> _Stored records_:

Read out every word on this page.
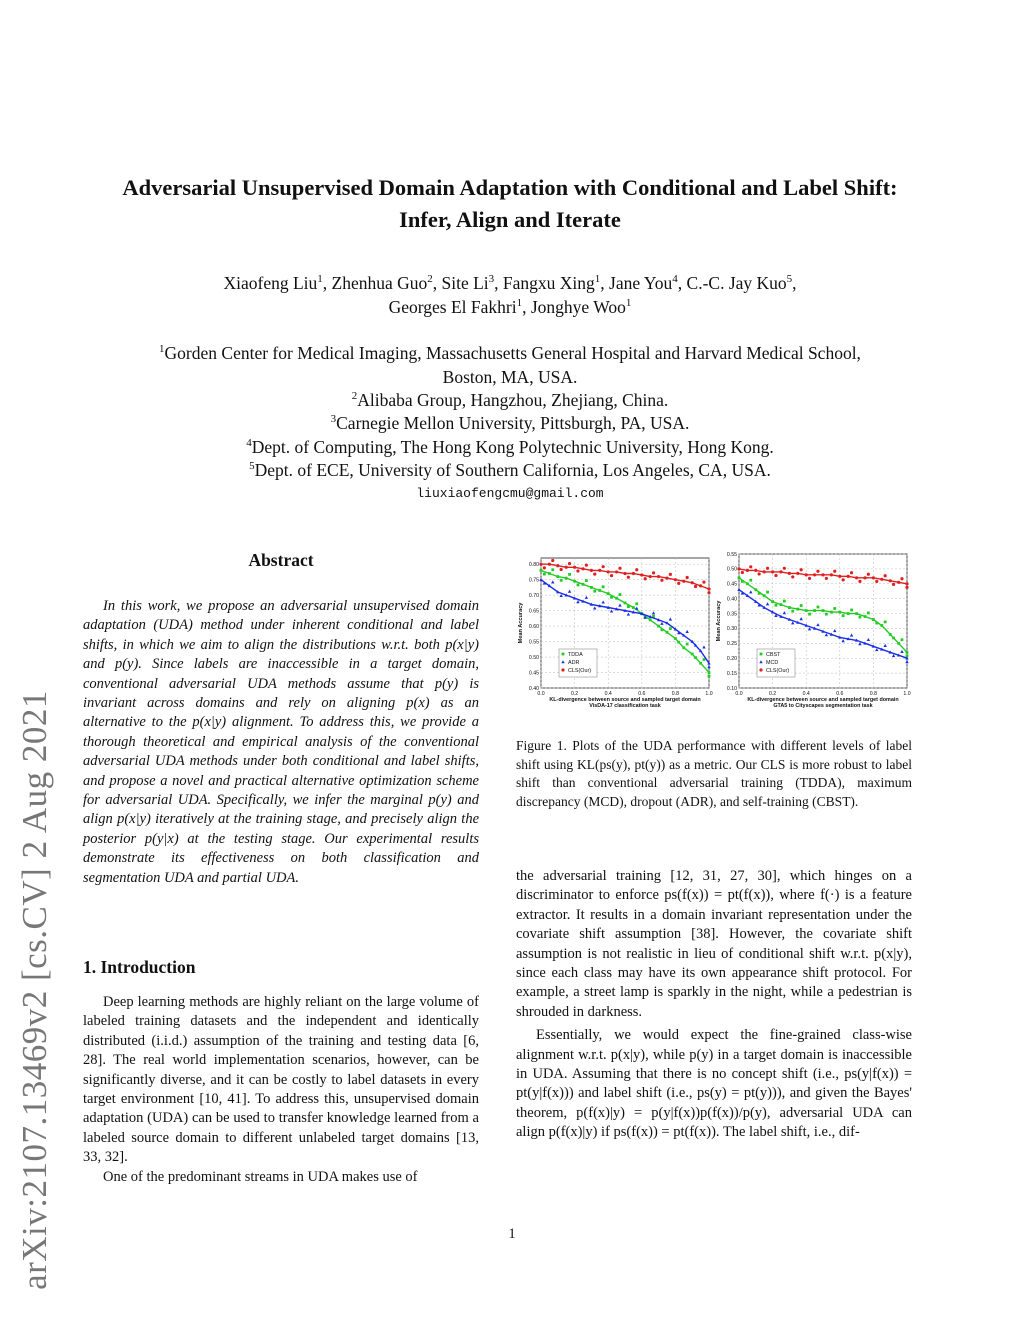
arXiv:2107.13469v2 [cs.CV] 2 Aug 2021
Adversarial Unsupervised Domain Adaptation with Conditional and Label Shift:
Infer, Align and Iterate
Xiaofeng Liu$^1$, Zhenhua Guo$^2$, Site Li$^3$, Fangxu Xing$^1$, Jane You$^4$, C.-C. Jay Kuo$^5$,
Georges El Fakhri$^1$, Jonghye Woo$^1$
$^1$Gorden Center for Medical Imaging, Massachusetts General Hospital and Harvard Medical School,
Boston, MA, USA.
$^2$Alibaba Group, Hangzhou, Zhejiang, China.
$^3$Carnegie Mellon University, Pittsburgh, PA, USA.
$^4$Dept. of Computing, The Hong Kong Polytechnic University, Hong Kong.
$^5$Dept. of ECE, University of Southern California, Los Angeles, CA, USA.
liuxiaofengcmu@gmail.com
Abstract

In this work, we propose an adversarial unsupervised domain adaptation (UDA) method under inherent conditional and label shifts, in which we aim to align the distributions w.r.t. both p(x|y) and p(y). Since labels are inaccessible in a target domain, conventional adversarial UDA methods assume that p(y) is invariant across domains and rely on aligning p(x) as an alternative to the p(x|y) alignment. To address this, we provide a thorough theoretical and empirical analysis of the conventional adversarial UDA methods under both conditional and label shifts, and propose a novel and practical alternative optimization scheme for adversarial UDA. Specifically, we infer the marginal p(y) and align p(x|y) iteratively at the training stage, and precisely align the posterior p(y|x) at the testing stage. Our experimental results demonstrate its effectiveness on both classification and segmentation UDA and partial UDA.

1. Introduction

Deep learning methods are highly reliant on the large volume of labeled training datasets and the independent and identically distributed (i.i.d.) assumption of the training and testing data [6, 28]. The real world implementation scenarios, however, can be significantly diverse, and it can be costly to label datasets in every target environment [10, 41]. To address this, unsupervised domain adaptation (UDA) can be used to transfer knowledge learned from a labeled source domain to different unlabeled target domains [13, 33, 32].

One of the predominant streams in UDA makes use of

0.0	0.2	0.4	0.6	0.8	1.0
0.40
0.45
0.50
0.55
0.60
0.65
0.70
0.75
0.80
KL-divergence between source and sampled target domain
VisDA-17 classification task
Mean Accuracy
TDDA
ADR
CLS(Our)
0.0	0.2	0.4	0.6	0.8	1.0
0.10
0.15
0.20
0.25
0.30
0.35
0.40
0.45
0.50
0.55
KL-divergence between source and sampled target domain
GTA5 to Cityscapes segmentation task
Mean Accuracy
CBST
MCD
CLS(Our)
Figure 1. Plots of the UDA performance with different levels of label shift using KL(ps(y), pt(y)) as a metric. Our CLS is more robust to label shift than conventional adversarial training (TDDA), maximum discrepancy (MCD), dropout (ADR), and self-training (CBST).

the adversarial training [12, 31, 27, 30], which hinges on a discriminator to enforce ps(f(x)) = pt(f(x)), where f(·) is a feature extractor. It results in a domain invariant representation under the covariate shift assumption [38]. However, the covariate shift assumption is not realistic in lieu of conditional shift w.r.t. p(x|y), since each class may have its own appearance shift protocol. For example, a street lamp is sparkly in the night, while a pedestrian is shrouded in darkness.

Essentially, we would expect the fine-grained class-wise alignment w.r.t. p(x|y), while p(y) in a target domain is inaccessible in UDA. Assuming that there is no concept shift (i.e., ps(y|f(x)) = pt(y|f(x))) and label shift (i.e., ps(y) = pt(y))), and given the Bayes' theorem, p(f(x)|y) = p(y|f(x))p(f(x))/p(y), adversarial UDA can align p(f(x)|y) if ps(f(x)) = pt(f(x)). The label shift, i.e., dif-

1
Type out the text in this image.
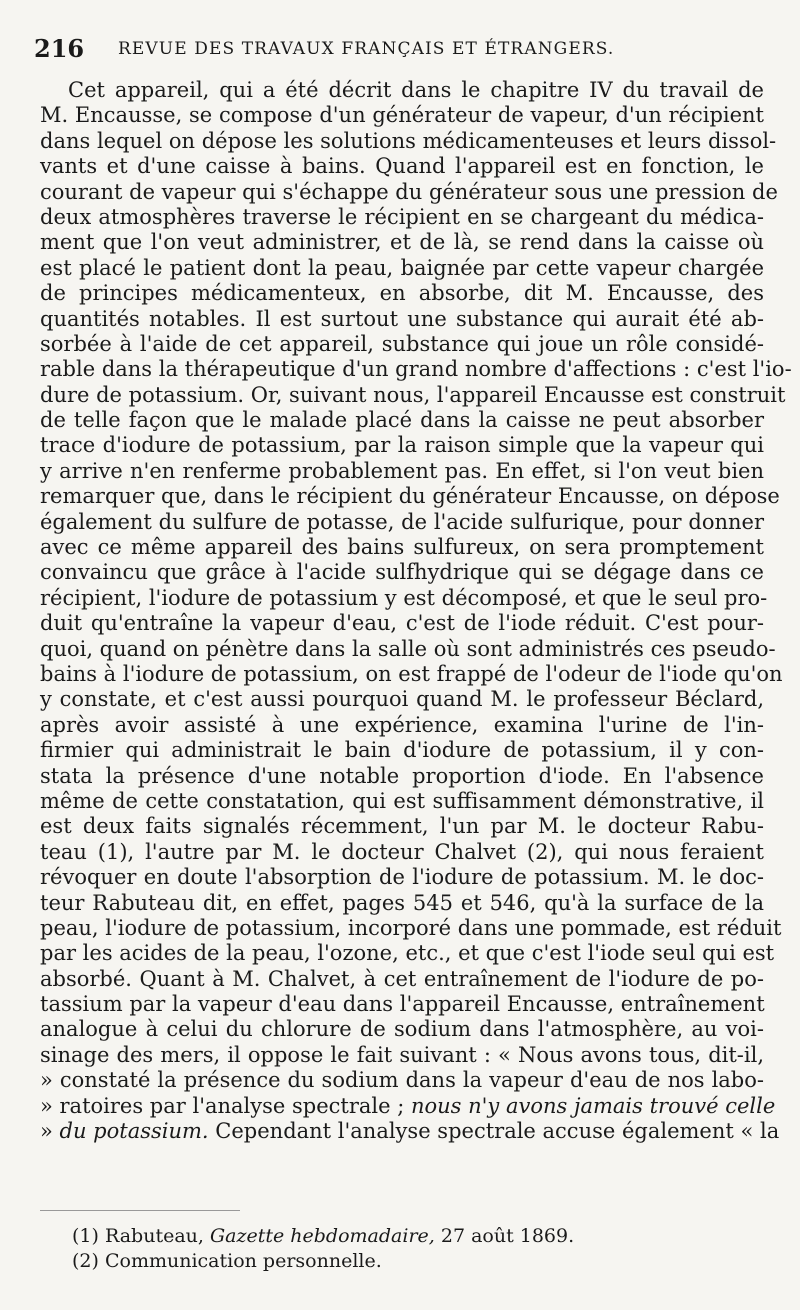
216 REVUE DES TRAVAUX FRANÇAIS ET ÉTRANGERS.
Cet appareil, qui a été décrit dans le chapitre IV du travail de
M. Encausse, se compose d'un générateur de vapeur, d'un récipient
dans lequel on dépose les solutions médicamenteuses et leurs dissol-
vants et d'une caisse à bains. Quand l'appareil est en fonction, le
courant de vapeur qui s'échappe du générateur sous une pression de
deux atmosphères traverse le récipient en se chargeant du médica-
ment que l'on veut administrer, et de là, se rend dans la caisse où
est placé le patient dont la peau, baignée par cette vapeur chargée
de principes médicamenteux, en absorbe, dit M. Encausse, des
quantités notables. Il est surtout une substance qui aurait été ab-
sorbée à l'aide de cet appareil, substance qui joue un rôle considé-
rable dans la thérapeutique d'un grand nombre d'affections : c'est l'io-
dure de potassium. Or, suivant nous, l'appareil Encausse est construit
de telle façon que le malade placé dans la caisse ne peut absorber
trace d'iodure de potassium, par la raison simple que la vapeur qui
y arrive n'en renferme probablement pas. En effet, si l'on veut bien
remarquer que, dans le récipient du générateur Encausse, on dépose
également du sulfure de potasse, de l'acide sulfurique, pour donner
avec ce même appareil des bains sulfureux, on sera promptement
convaincu que grâce à l'acide sulfhydrique qui se dégage dans ce
récipient, l'iodure de potassium y est décomposé, et que le seul pro-
duit qu'entraîne la vapeur d'eau, c'est de l'iode réduit. C'est pour-
quoi, quand on pénètre dans la salle où sont administrés ces pseudo-
bains à l'iodure de potassium, on est frappé de l'odeur de l'iode qu'on
y constate, et c'est aussi pourquoi quand M. le professeur Béclard,
après avoir assisté à une expérience, examina l'urine de l'in-
firmier qui administrait le bain d'iodure de potassium, il y con-
stata la présence d'une notable proportion d'iode. En l'absence
même de cette constatation, qui est suffisamment démonstrative, il
est deux faits signalés récemment, l'un par M. le docteur Rabu-
teau (1), l'autre par M. le docteur Chalvet (2), qui nous feraient
révoquer en doute l'absorption de l'iodure de potassium. M. le doc-
teur Rabuteau dit, en effet, pages 545 et 546, qu'à la surface de la
peau, l'iodure de potassium, incorporé dans une pommade, est réduit
par les acides de la peau, l'ozone, etc., et que c'est l'iode seul qui est
absorbé. Quant à M. Chalvet, à cet entraînement de l'iodure de po-
tassium par la vapeur d'eau dans l'appareil Encausse, entraînement
analogue à celui du chlorure de sodium dans l'atmosphère, au voi-
sinage des mers, il oppose le fait suivant : « Nous avons tous, dit-il,
» constaté la présence du sodium dans la vapeur d'eau de nos labo-
» ratoires par l'analyse spectrale ; nous n'y avons jamais trouvé celle
» du potassium. Cependant l'analyse spectrale accuse également « la
(1) Rabuteau, Gazette hebdomadaire, 27 août 1869.
(2) Communication personnelle.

> _Problem to solve_: Transcribe the whole listing exactly. Pictures stay out of your copy.

> _Correct response_:
Read out every word on this page.
arXiv:2107.13469v2 [cs.CV] 2 Aug 2021
Adversarial Unsupervised Domain Adaptation with Conditional and Label Shift:
Infer, Align and Iterate
Xiaofeng Liu$^1$, Zhenhua Guo$^2$, Site Li$^3$, Fangxu Xing$^1$, Jane You$^4$, C.-C. Jay Kuo$^5$,
Georges El Fakhri$^1$, Jonghye Woo$^1$
$^1$Gorden Center for Medical Imaging, Massachusetts General Hospital and Harvard Medical School,
Boston, MA, USA.
$^2$Alibaba Group, Hangzhou, Zhejiang, China.
$^3$Carnegie Mellon University, Pittsburgh, PA, USA.
$^4$Dept. of Computing, The Hong Kong Polytechnic University, Hong Kong.
$^5$Dept. of ECE, University of Southern California, Los Angeles, CA, USA.
liuxiaofengcmu@gmail.com
Abstract

In this work, we propose an adversarial unsupervised domain adaptation (UDA) method under inherent conditional and label shifts, in which we aim to align the distributions w.r.t. both p(x|y) and p(y). Since labels are inaccessible in a target domain, conventional adversarial UDA methods assume that p(y) is invariant across domains and rely on aligning p(x) as an alternative to the p(x|y) alignment. To address this, we provide a thorough theoretical and empirical analysis of the conventional adversarial UDA methods under both conditional and label shifts, and propose a novel and practical alternative optimization scheme for adversarial UDA. Specifically, we infer the marginal p(y) and align p(x|y) iteratively at the training stage, and precisely align the posterior p(y|x) at the testing stage. Our experimental results demonstrate its effectiveness on both classification and segmentation UDA and partial UDA.

1. Introduction

Deep learning methods are highly reliant on the large volume of labeled training datasets and the independent and identically distributed (i.i.d.) assumption of the training and testing data [6, 28]. The real world implementation scenarios, however, can be significantly diverse, and it can be costly to label datasets in every target environment [10, 41]. To address this, unsupervised domain adaptation (UDA) can be used to transfer knowledge learned from a labeled source domain to different unlabeled target domains [13, 33, 32].

One of the predominant streams in UDA makes use of

0.0	0.2	0.4	0.6	0.8	1.0
0.40
0.45
0.50
0.55
0.60
0.65
0.70
0.75
0.80
KL-divergence between source and sampled target domain
VisDA-17 classification task
Mean Accuracy
TDDA
ADR
CLS(Our)
0.0	0.2	0.4	0.6	0.8	1.0
0.10
0.15
0.20
0.25
0.30
0.35
0.40
0.45
0.50
0.55
KL-divergence between source and sampled target domain
GTA5 to Cityscapes segmentation task
Mean Accuracy
CBST
MCD
CLS(Our)
Figure 1. Plots of the UDA performance with different levels of label shift using KL(ps(y), pt(y)) as a metric. Our CLS is more robust to label shift than conventional adversarial training (TDDA), maximum discrepancy (MCD), dropout (ADR), and self-training (CBST).

the adversarial training [12, 31, 27, 30], which hinges on a discriminator to enforce ps(f(x)) = pt(f(x)), where f(·) is a feature extractor. It results in a domain invariant representation under the covariate shift assumption [38]. However, the covariate shift assumption is not realistic in lieu of conditional shift w.r.t. p(x|y), since each class may have its own appearance shift protocol. For example, a street lamp is sparkly in the night, while a pedestrian is shrouded in darkness.

Essentially, we would expect the fine-grained class-wise alignment w.r.t. p(x|y), while p(y) in a target domain is inaccessible in UDA. Assuming that there is no concept shift (i.e., ps(y|f(x)) = pt(y|f(x))) and label shift (i.e., ps(y) = pt(y))), and given the Bayes' theorem, p(f(x)|y) = p(y|f(x))p(f(x))/p(y), adversarial UDA can align p(f(x)|y) if ps(f(x)) = pt(f(x)). The label shift, i.e., dif-

1
Type out the text in this image.
216 REVUE DES TRAVAUX FRANÇAIS ET ÉTRANGERS.
Cet appareil, qui a été décrit dans le chapitre IV du travail de
M. Encausse, se compose d'un générateur de vapeur, d'un récipient
dans lequel on dépose les solutions médicamenteuses et leurs dissol-
vants et d'une caisse à bains. Quand l'appareil est en fonction, le
courant de vapeur qui s'échappe du générateur sous une pression de
deux atmosphères traverse le récipient en se chargeant du médica-
ment que l'on veut administrer, et de là, se rend dans la caisse où
est placé le patient dont la peau, baignée par cette vapeur chargée
de principes médicamenteux, en absorbe, dit M. Encausse, des
quantités notables. Il est surtout une substance qui aurait été ab-
sorbée à l'aide de cet appareil, substance qui joue un rôle considé-
rable dans la thérapeutique d'un grand nombre d'affections : c'est l'io-
dure de potassium. Or, suivant nous, l'appareil Encausse est construit
de telle façon que le malade placé dans la caisse ne peut absorber
trace d'iodure de potassium, par la raison simple que la vapeur qui
y arrive n'en renferme probablement pas. En effet, si l'on veut bien
remarquer que, dans le récipient du générateur Encausse, on dépose
également du sulfure de potasse, de l'acide sulfurique, pour donner
avec ce même appareil des bains sulfureux, on sera promptement
convaincu que grâce à l'acide sulfhydrique qui se dégage dans ce
récipient, l'iodure de potassium y est décomposé, et que le seul pro-
duit qu'entraîne la vapeur d'eau, c'est de l'iode réduit. C'est pour-
quoi, quand on pénètre dans la salle où sont administrés ces pseudo-
bains à l'iodure de potassium, on est frappé de l'odeur de l'iode qu'on
y constate, et c'est aussi pourquoi quand M. le professeur Béclard,
après avoir assisté à une expérience, examina l'urine de l'in-
firmier qui administrait le bain d'iodure de potassium, il y con-
stata la présence d'une notable proportion d'iode. En l'absence
même de cette constatation, qui est suffisamment démonstrative, il
est deux faits signalés récemment, l'un par M. le docteur Rabu-
teau (1), l'autre par M. le docteur Chalvet (2), qui nous feraient
révoquer en doute l'absorption de l'iodure de potassium. M. le doc-
teur Rabuteau dit, en effet, pages 545 et 546, qu'à la surface de la
peau, l'iodure de potassium, incorporé dans une pommade, est réduit
par les acides de la peau, l'ozone, etc., et que c'est l'iode seul qui est
absorbé. Quant à M. Chalvet, à cet entraînement de l'iodure de po-
tassium par la vapeur d'eau dans l'appareil Encausse, entraînement
analogue à celui du chlorure de sodium dans l'atmosphère, au voi-
sinage des mers, il oppose le fait suivant : « Nous avons tous, dit-il,
» constaté la présence du sodium dans la vapeur d'eau de nos labo-
» ratoires par l'analyse spectrale ; nous n'y avons jamais trouvé celle
» du potassium. Cependant l'analyse spectrale accuse également « la
(1) Rabuteau, Gazette hebdomadaire, 27 août 1869.
(2) Communication personnelle.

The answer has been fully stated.